• Task inputs:

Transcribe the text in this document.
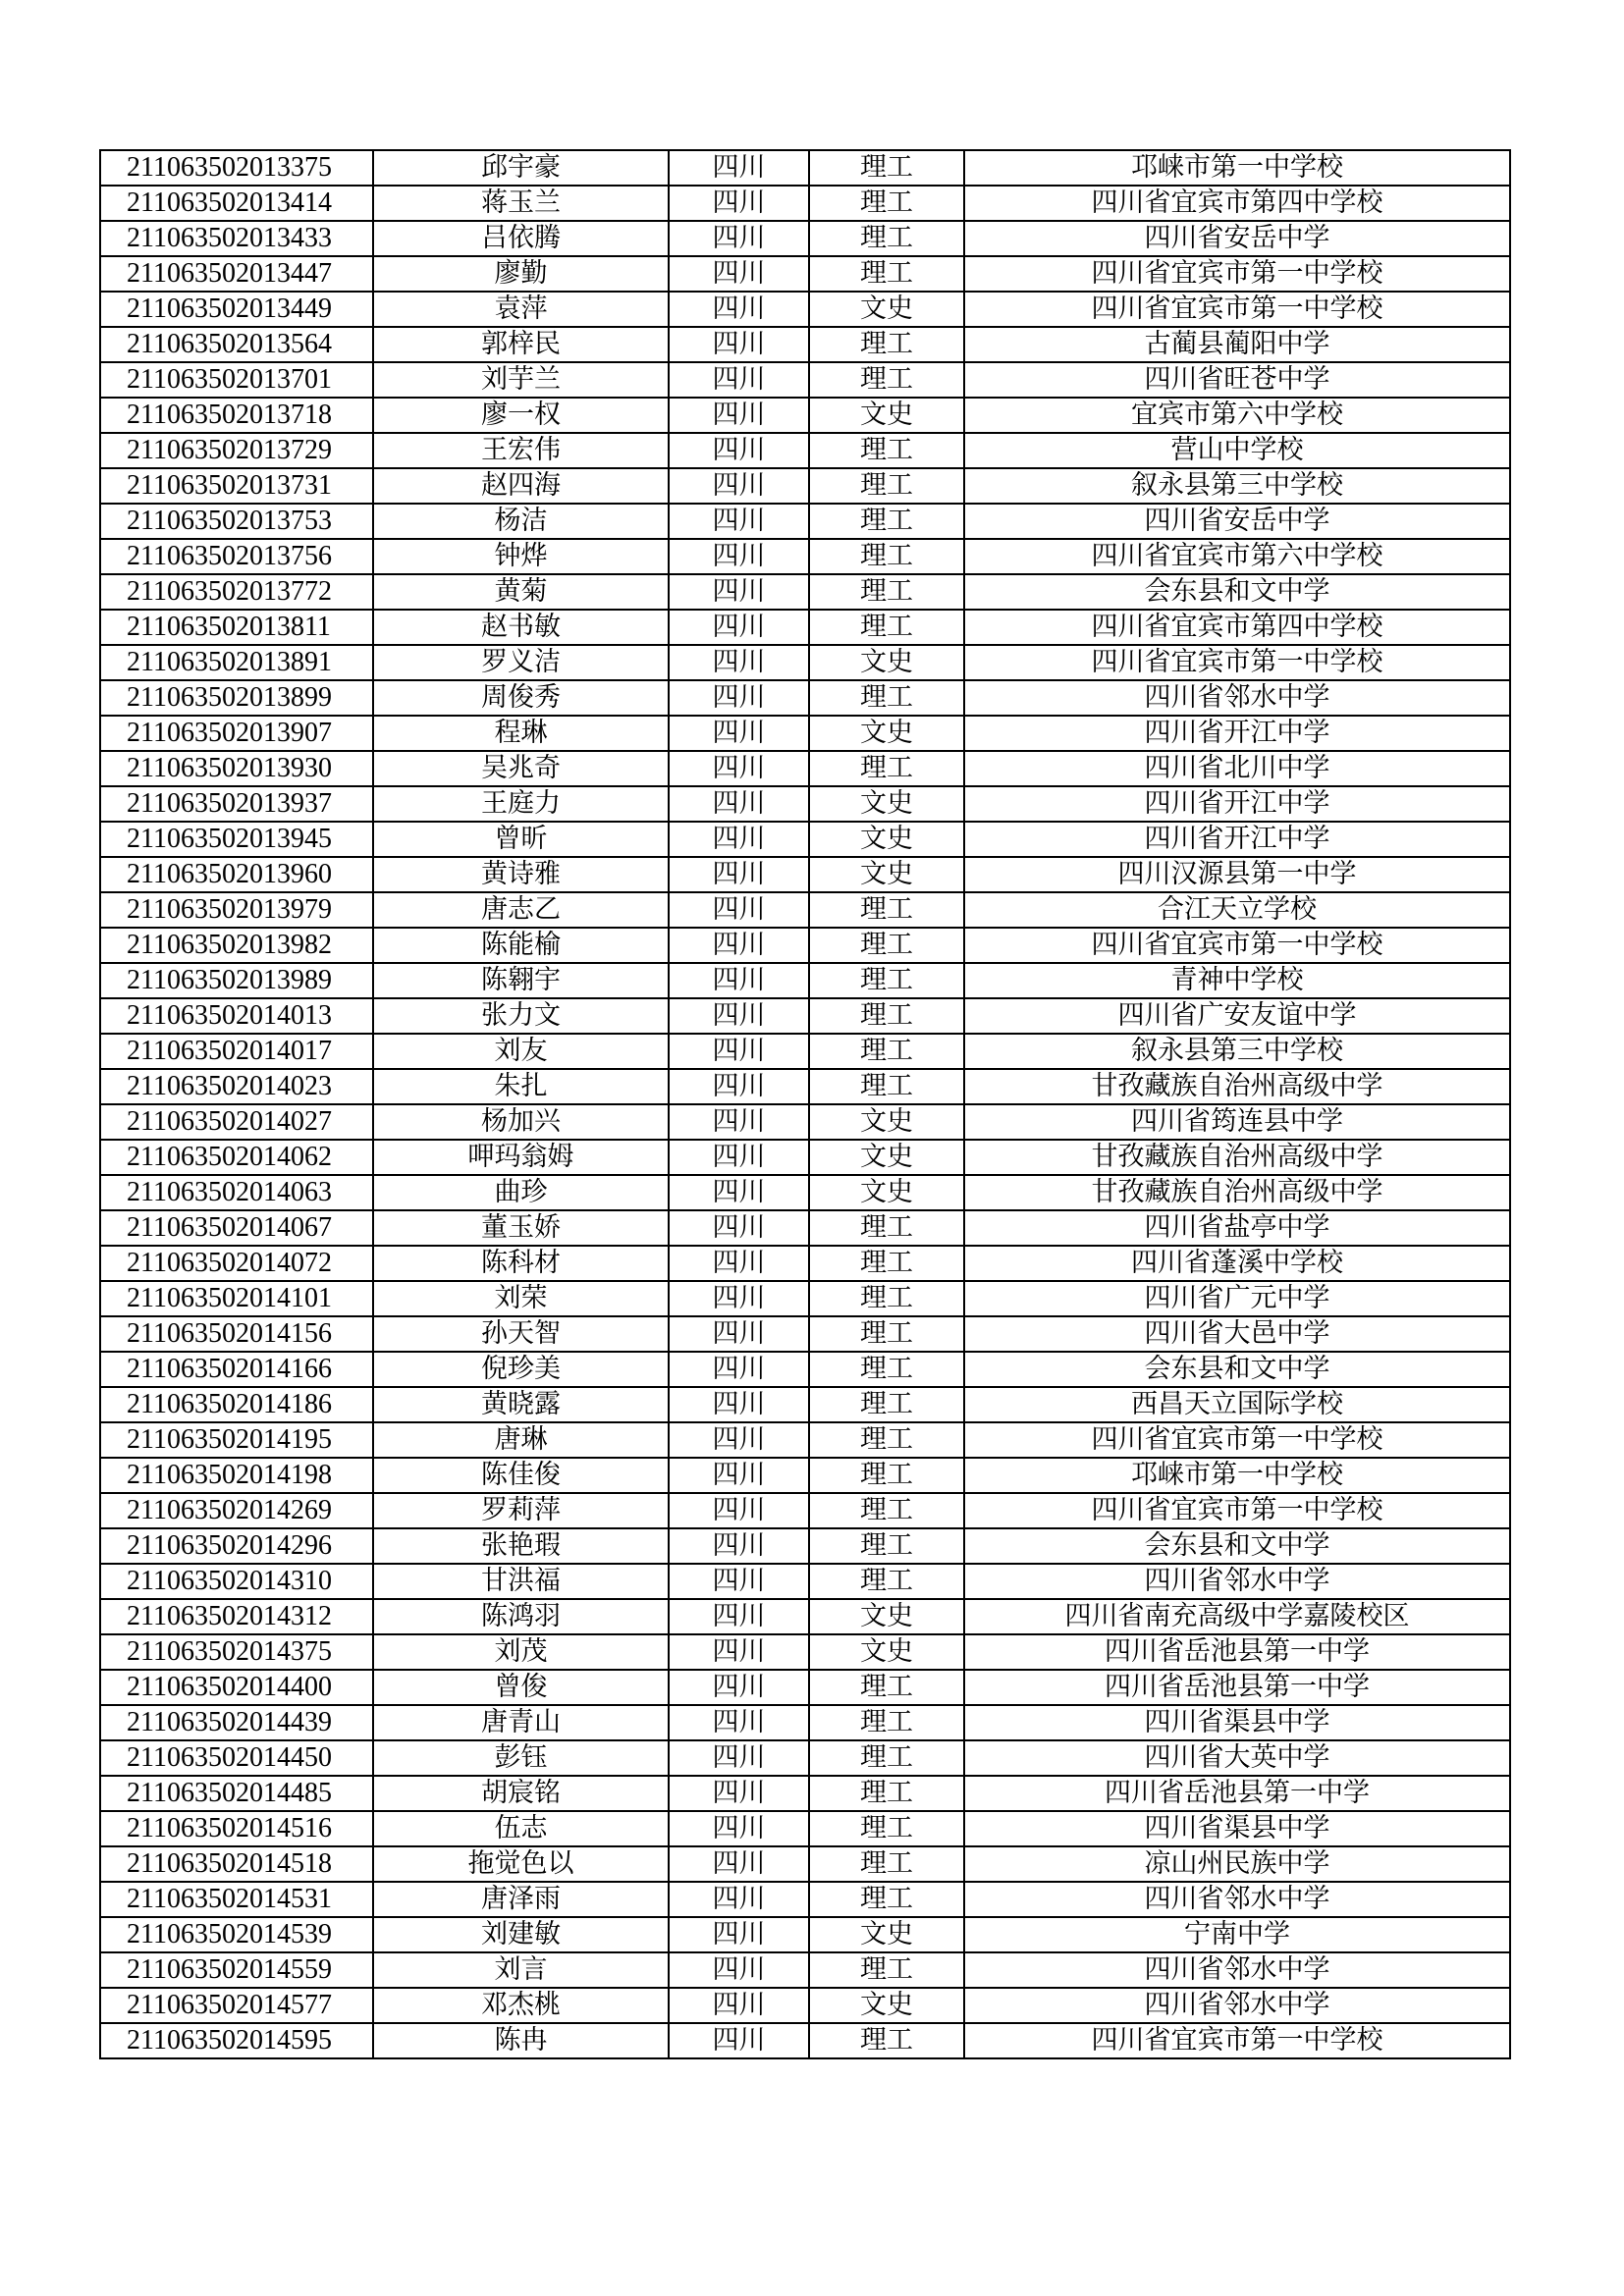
211063502013375	邱宇豪	四川	理工	邛崃市第一中学校
211063502013414	蒋玉兰	四川	理工	四川省宜宾市第四中学校
211063502013433	吕依腾	四川	理工	四川省安岳中学
211063502013447	廖勤	四川	理工	四川省宜宾市第一中学校
211063502013449	袁萍	四川	文史	四川省宜宾市第一中学校
211063502013564	郭梓民	四川	理工	古蔺县蔺阳中学
211063502013701	刘芋兰	四川	理工	四川省旺苍中学
211063502013718	廖一权	四川	文史	宜宾市第六中学校
211063502013729	王宏伟	四川	理工	营山中学校
211063502013731	赵四海	四川	理工	叙永县第三中学校
211063502013753	杨洁	四川	理工	四川省安岳中学
211063502013756	钟烨	四川	理工	四川省宜宾市第六中学校
211063502013772	黄菊	四川	理工	会东县和文中学
211063502013811	赵书敏	四川	理工	四川省宜宾市第四中学校
211063502013891	罗义洁	四川	文史	四川省宜宾市第一中学校
211063502013899	周俊秀	四川	理工	四川省邻水中学
211063502013907	程琳	四川	文史	四川省开江中学
211063502013930	吴兆奇	四川	理工	四川省北川中学
211063502013937	王庭力	四川	文史	四川省开江中学
211063502013945	曾昕	四川	文史	四川省开江中学
211063502013960	黄诗雅	四川	文史	四川汉源县第一中学
211063502013979	唐志乙	四川	理工	合江天立学校
211063502013982	陈能榆	四川	理工	四川省宜宾市第一中学校
211063502013989	陈翱宇	四川	理工	青神中学校
211063502014013	张力文	四川	理工	四川省广安友谊中学
211063502014017	刘友	四川	理工	叙永县第三中学校
211063502014023	朱扎	四川	理工	甘孜藏族自治州高级中学
211063502014027	杨加兴	四川	文史	四川省筠连县中学
211063502014062	呷玛翁姆	四川	文史	甘孜藏族自治州高级中学
211063502014063	曲珍	四川	文史	甘孜藏族自治州高级中学
211063502014067	董玉娇	四川	理工	四川省盐亭中学
211063502014072	陈科材	四川	理工	四川省蓬溪中学校
211063502014101	刘荣	四川	理工	四川省广元中学
211063502014156	孙天智	四川	理工	四川省大邑中学
211063502014166	倪珍美	四川	理工	会东县和文中学
211063502014186	黄晓露	四川	理工	西昌天立国际学校
211063502014195	唐琳	四川	理工	四川省宜宾市第一中学校
211063502014198	陈佳俊	四川	理工	邛崃市第一中学校
211063502014269	罗莉萍	四川	理工	四川省宜宾市第一中学校
211063502014296	张艳瑕	四川	理工	会东县和文中学
211063502014310	甘洪福	四川	理工	四川省邻水中学
211063502014312	陈鸿羽	四川	文史	四川省南充高级中学嘉陵校区
211063502014375	刘茂	四川	文史	四川省岳池县第一中学
211063502014400	曾俊	四川	理工	四川省岳池县第一中学
211063502014439	唐青山	四川	理工	四川省渠县中学
211063502014450	彭钰	四川	理工	四川省大英中学
211063502014485	胡宸铭	四川	理工	四川省岳池县第一中学
211063502014516	伍志	四川	理工	四川省渠县中学
211063502014518	拖觉色以	四川	理工	凉山州民族中学
211063502014531	唐泽雨	四川	理工	四川省邻水中学
211063502014539	刘建敏	四川	文史	宁南中学
211063502014559	刘言	四川	理工	四川省邻水中学
211063502014577	邓杰桃	四川	文史	四川省邻水中学
211063502014595	陈冉	四川	理工	四川省宜宾市第一中学校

• Instruction: All lines that include "四川省安岳中学" are to be gathered and copied.

• Response below:
211063502013433	吕依腾	四川	理工	四川省安岳中学
211063502013753	杨洁	四川	理工	四川省安岳中学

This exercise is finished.